EL EJERCICIO: Resume el fragmento en dos oraciones.

FRAGMENTO PROPORCIONADO:
"""
46. Estaba la prudentísima Señora desimaginada de este bene­ficio, no sólo por haber tan poco tiempo que carecía de la presencia humana de su santísimo Hijo, sino porque Su Majestad no le declaró cuándo la visitaría y su altísima humildad no la dejaba pensar que la dignación divina se inclinaría a darla aquel consuelo. Y como ésta fue la primera vez que la recibió, fue mayor la admiración con que quedó más humillada y aniquilada en su estimación. Estuvo cinco horas gozando de la presencia y regalos de su Hijo santísimo, y nadie de los Apóstoles conoció entonces este beneficio, aunque en el semblante con que vieron a la divina Reina y en algunas acciones sospecharon tenía novedad admirable, pero ninguno se atrevió a preguntarle la causa por el temor y reverencia con que la miraban. Para despedirse de su Hijo purísimo al tiempo que conoció se que­ría volver a los cielos, se postró de nuevo en tierra, pidiéndole otra vez su bendición y licencia para que si alguna vez la visitase como en­tonces reconociese en su presencia los defectos que cometía en ser agradecida y darle el retorno que debía a sus beneficios. Hizo esta petición, porque el mismo Señor la ofrecía que la visitaría algunas veces en su ausencia y porque antes de la subida a los cielos, cuan­do vivían juntos, acostumbraba la humilde Madre a postrarse ante su Hijo y Dios verdadero, reconociéndose indigna de sus favores y tarda en recompensarlos, como en la segunda parte queda dicho (Cf. supra p. II n. 698, 989, 921, 1028). Y aunque no pudo acusarse de alguna culpa, porque ninguna come­tió la que era Madre de la santidad, ni tampoco con ignorancia se persuadió a que la tenía porque era Madre de la sabiduría, pero dio el Señor lugar a su humildad, amor y ciencia, para que llegase a la digna ponderación de la deuda que como pura criatura tenía a Dios como a Dios, y con este altísimo conocimiento y humildad le parecía poco todo lo que hacía en retorno de tan soberanos beneficios. Y esta desigualdad atribuía a sí misma y aunque no era culpa quería confesar la inferioridad del ser terreno comparado con la divina excelencia.
"""
DATOS REGISTRADOS:
"""
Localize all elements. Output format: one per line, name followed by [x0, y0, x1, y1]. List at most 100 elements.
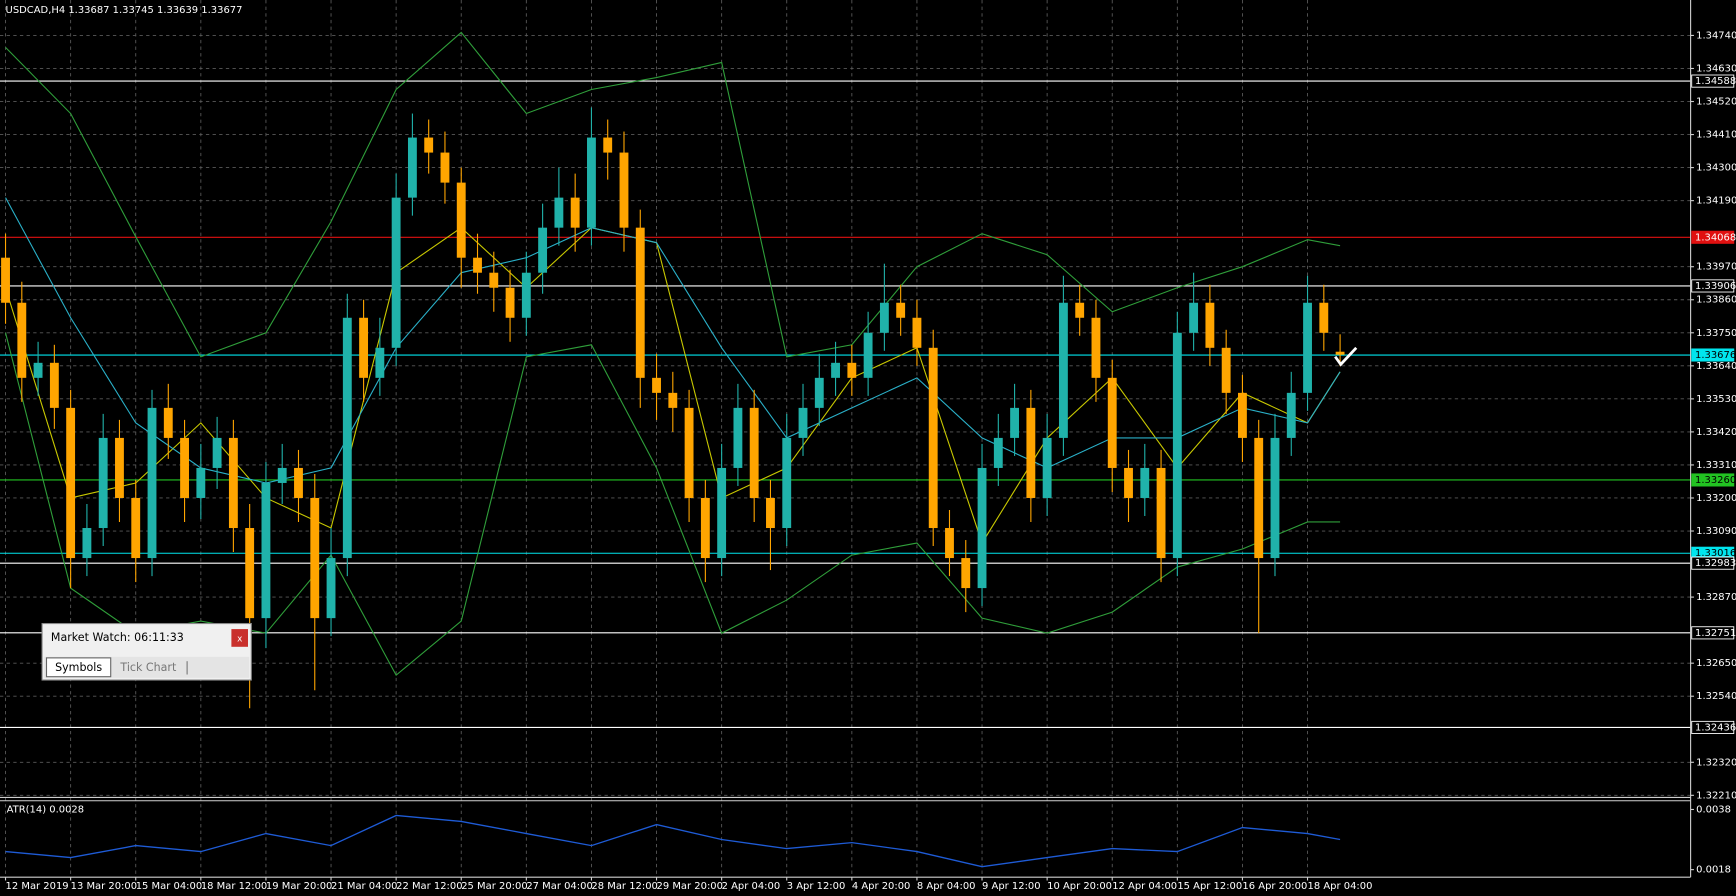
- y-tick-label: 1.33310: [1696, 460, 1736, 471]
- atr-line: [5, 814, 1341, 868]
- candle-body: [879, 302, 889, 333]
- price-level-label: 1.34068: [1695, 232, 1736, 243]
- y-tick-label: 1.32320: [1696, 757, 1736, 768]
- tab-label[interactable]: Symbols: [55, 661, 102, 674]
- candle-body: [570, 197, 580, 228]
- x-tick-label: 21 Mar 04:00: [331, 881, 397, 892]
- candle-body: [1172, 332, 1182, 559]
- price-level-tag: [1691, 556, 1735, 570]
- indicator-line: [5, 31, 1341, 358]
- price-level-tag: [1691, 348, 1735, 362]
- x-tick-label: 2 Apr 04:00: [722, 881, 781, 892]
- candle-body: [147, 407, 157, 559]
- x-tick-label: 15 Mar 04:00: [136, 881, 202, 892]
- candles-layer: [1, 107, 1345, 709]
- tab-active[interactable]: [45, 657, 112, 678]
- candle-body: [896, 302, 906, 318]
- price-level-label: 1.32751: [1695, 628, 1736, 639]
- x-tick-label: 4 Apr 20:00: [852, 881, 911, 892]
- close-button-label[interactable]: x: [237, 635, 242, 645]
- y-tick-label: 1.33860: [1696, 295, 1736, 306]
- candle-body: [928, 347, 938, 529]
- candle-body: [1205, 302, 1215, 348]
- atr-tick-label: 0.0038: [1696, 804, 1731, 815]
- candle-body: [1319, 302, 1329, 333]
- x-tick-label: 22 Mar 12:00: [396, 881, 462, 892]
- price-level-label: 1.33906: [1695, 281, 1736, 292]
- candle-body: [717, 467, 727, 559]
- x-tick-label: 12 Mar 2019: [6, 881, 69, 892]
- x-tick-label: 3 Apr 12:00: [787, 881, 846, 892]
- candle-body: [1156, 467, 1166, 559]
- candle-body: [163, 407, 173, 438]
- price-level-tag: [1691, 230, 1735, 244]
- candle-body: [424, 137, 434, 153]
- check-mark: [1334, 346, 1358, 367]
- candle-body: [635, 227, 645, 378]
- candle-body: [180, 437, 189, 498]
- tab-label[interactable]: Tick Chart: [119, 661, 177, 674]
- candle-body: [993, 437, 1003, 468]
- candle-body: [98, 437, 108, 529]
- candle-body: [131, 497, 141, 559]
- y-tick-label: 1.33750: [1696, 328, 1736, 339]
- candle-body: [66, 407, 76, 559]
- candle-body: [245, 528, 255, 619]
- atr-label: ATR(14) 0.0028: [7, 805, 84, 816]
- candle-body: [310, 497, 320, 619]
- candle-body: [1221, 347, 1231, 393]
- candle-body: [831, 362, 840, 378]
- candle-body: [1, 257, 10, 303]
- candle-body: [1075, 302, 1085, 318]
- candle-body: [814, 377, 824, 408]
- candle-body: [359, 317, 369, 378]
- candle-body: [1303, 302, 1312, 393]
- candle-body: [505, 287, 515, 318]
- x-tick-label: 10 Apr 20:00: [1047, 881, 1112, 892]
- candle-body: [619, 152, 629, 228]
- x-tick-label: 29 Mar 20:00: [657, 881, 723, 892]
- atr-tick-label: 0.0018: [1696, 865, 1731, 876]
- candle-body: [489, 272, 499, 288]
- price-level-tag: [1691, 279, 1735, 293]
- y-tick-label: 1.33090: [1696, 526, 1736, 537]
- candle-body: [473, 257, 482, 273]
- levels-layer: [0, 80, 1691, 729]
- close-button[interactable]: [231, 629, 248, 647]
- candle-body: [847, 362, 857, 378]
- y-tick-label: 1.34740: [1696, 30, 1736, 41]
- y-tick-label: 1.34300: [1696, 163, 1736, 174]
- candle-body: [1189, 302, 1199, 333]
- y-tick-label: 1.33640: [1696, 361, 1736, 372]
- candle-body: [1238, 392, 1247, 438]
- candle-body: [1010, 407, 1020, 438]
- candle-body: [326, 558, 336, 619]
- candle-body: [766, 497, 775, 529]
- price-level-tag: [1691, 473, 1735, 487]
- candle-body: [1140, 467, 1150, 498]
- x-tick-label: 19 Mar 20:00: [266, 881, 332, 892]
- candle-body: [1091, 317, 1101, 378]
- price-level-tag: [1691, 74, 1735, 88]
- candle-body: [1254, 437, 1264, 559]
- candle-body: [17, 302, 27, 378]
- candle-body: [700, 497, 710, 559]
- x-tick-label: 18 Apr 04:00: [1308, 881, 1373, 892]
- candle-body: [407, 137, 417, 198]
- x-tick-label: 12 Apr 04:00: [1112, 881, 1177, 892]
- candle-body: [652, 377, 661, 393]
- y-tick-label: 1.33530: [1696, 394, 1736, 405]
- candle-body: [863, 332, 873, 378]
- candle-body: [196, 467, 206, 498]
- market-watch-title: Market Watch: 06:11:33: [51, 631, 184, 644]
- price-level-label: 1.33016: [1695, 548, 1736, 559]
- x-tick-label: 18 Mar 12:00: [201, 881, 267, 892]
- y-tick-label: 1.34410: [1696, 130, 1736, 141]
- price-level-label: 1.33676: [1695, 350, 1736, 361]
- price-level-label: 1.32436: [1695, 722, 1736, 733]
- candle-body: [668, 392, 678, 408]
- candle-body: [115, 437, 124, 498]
"""
"""
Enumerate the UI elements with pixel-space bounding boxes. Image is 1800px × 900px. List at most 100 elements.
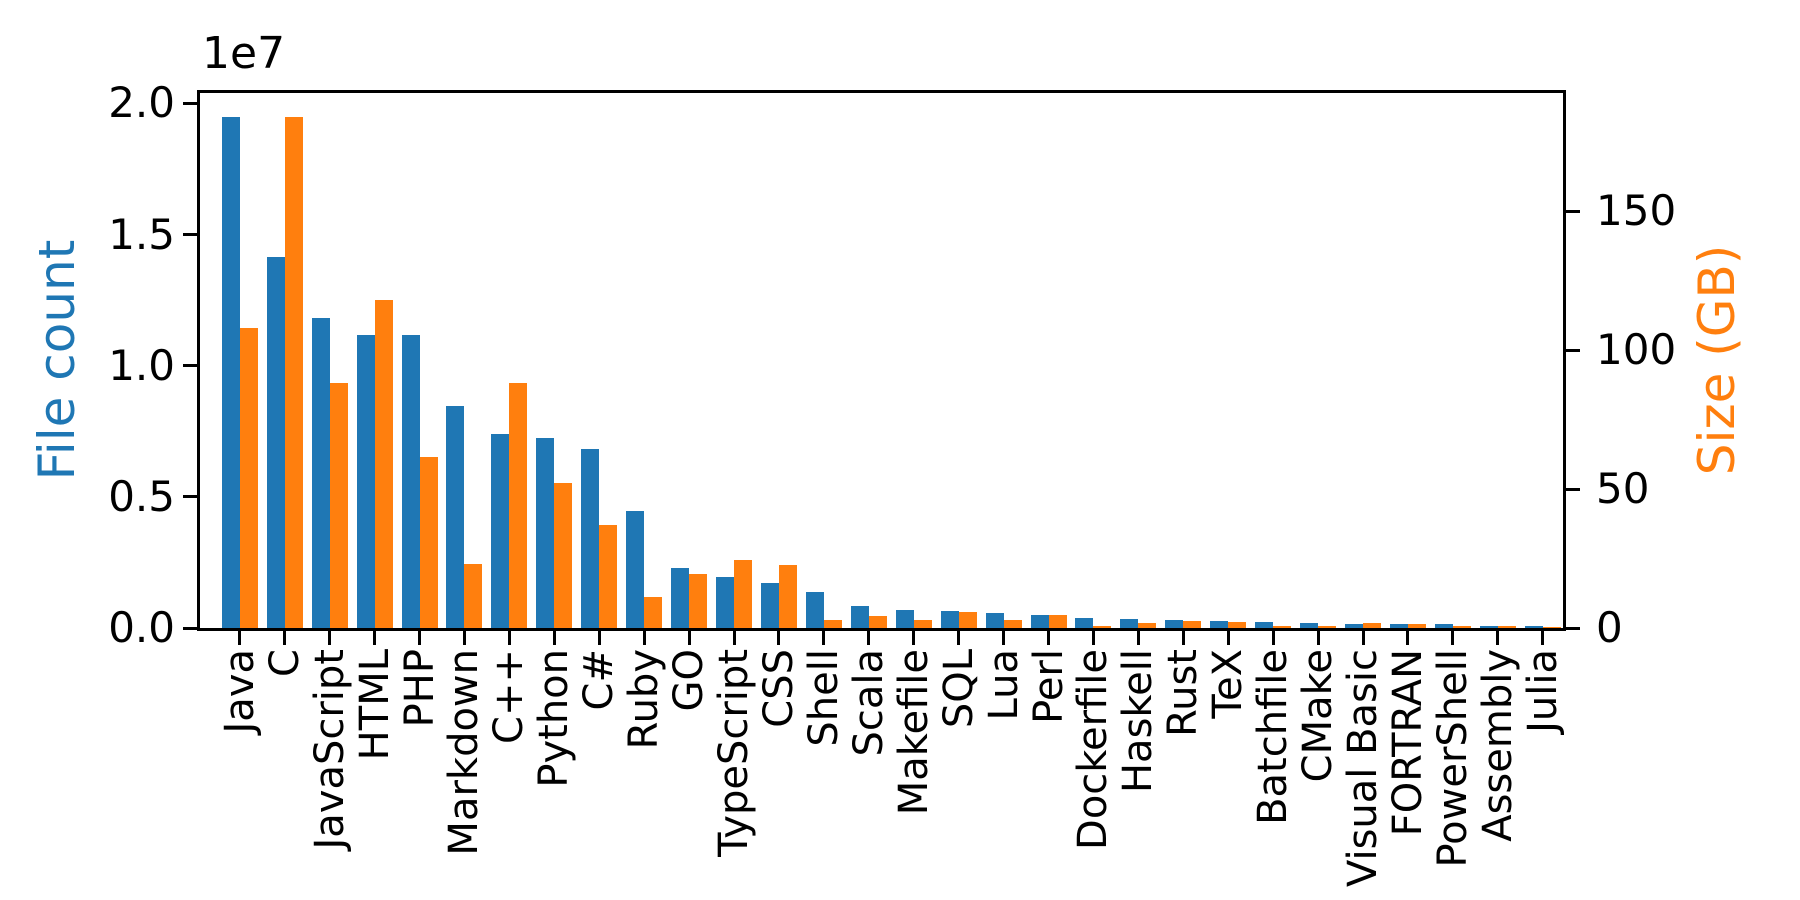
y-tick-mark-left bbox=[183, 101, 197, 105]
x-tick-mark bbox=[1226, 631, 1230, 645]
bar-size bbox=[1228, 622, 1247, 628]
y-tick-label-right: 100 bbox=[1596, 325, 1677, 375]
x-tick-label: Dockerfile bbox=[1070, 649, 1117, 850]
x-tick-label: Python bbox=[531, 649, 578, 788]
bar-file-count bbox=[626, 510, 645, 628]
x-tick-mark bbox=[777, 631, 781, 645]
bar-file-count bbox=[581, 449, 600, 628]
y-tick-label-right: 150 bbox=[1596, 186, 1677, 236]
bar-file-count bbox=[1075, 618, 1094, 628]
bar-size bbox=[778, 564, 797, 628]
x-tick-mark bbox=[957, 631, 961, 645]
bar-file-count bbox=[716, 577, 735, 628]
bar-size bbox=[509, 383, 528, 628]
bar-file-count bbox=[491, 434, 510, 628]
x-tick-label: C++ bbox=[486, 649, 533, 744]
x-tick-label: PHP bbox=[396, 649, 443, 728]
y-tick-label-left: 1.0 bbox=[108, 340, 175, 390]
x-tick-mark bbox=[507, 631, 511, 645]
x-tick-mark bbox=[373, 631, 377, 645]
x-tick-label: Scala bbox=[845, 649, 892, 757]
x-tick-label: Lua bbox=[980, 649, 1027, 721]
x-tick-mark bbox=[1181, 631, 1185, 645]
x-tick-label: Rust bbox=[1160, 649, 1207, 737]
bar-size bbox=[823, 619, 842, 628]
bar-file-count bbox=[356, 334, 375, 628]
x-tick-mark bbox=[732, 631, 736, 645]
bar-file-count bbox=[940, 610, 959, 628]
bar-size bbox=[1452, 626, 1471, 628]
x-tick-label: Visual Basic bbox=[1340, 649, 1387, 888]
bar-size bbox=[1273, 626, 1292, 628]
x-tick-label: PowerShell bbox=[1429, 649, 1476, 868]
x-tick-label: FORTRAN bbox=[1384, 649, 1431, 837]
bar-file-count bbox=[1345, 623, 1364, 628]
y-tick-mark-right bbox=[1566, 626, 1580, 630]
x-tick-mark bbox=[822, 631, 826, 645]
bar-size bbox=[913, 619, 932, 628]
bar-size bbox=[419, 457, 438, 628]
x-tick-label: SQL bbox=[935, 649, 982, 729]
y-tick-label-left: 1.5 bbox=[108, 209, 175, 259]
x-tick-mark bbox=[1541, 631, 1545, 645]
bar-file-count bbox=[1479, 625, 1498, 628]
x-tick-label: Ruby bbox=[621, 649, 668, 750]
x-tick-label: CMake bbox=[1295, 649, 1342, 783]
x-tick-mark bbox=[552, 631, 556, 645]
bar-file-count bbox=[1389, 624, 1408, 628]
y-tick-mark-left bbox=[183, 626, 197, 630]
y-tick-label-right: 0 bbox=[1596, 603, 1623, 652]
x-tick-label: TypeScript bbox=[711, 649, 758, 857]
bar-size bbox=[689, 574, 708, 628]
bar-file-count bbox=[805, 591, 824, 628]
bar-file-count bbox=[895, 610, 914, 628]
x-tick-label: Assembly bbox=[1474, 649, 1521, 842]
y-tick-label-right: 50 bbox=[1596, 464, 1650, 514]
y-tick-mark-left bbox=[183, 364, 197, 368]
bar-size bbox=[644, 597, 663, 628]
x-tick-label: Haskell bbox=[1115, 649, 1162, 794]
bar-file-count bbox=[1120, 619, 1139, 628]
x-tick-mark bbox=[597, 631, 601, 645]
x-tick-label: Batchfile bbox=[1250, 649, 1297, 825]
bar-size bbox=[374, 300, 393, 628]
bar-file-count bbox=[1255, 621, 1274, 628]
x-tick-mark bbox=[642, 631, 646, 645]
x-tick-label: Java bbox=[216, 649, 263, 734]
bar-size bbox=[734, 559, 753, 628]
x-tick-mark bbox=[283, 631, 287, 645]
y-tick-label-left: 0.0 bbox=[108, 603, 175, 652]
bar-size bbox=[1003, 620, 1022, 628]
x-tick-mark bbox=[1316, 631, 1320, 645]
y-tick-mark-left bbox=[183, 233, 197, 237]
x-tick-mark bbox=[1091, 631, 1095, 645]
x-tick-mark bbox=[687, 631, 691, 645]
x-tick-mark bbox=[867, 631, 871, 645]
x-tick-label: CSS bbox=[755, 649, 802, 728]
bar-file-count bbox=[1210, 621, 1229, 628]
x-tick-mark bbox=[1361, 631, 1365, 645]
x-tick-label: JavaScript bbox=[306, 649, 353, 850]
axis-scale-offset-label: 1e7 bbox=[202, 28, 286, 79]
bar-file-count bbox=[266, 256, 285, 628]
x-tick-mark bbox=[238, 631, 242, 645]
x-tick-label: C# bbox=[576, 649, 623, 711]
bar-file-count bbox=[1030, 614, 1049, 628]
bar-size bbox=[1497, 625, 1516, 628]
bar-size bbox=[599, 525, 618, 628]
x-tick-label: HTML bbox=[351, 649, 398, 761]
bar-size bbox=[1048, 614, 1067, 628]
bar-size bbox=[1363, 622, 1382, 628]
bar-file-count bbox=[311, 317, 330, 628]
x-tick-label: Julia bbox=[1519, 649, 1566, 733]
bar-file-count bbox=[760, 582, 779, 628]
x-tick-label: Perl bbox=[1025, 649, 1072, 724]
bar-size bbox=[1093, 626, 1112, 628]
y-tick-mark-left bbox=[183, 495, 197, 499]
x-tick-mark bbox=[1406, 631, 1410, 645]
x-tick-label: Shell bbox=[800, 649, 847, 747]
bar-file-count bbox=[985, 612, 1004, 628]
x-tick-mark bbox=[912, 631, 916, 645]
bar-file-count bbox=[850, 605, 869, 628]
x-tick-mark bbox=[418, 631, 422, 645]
"""
SOLUCIÓN PROPUESTA: La Señora, que no esperaba la visita de su Hijo, pasó cinco horas gozando de su presencia sin que ninguno de los Apóstoles conociera este beneficio, aunque sospecharon una novedad y no se atrevieron a preguntarle. Al despedirse se postró para pedirle su bendición y licencia para reconocer ante él sus defectos en agradecerle, pues, aunque no tenía culpa alguna, su humildad le hacía parecer poco todo lo que hacía en retorno de tan soberanos beneficios.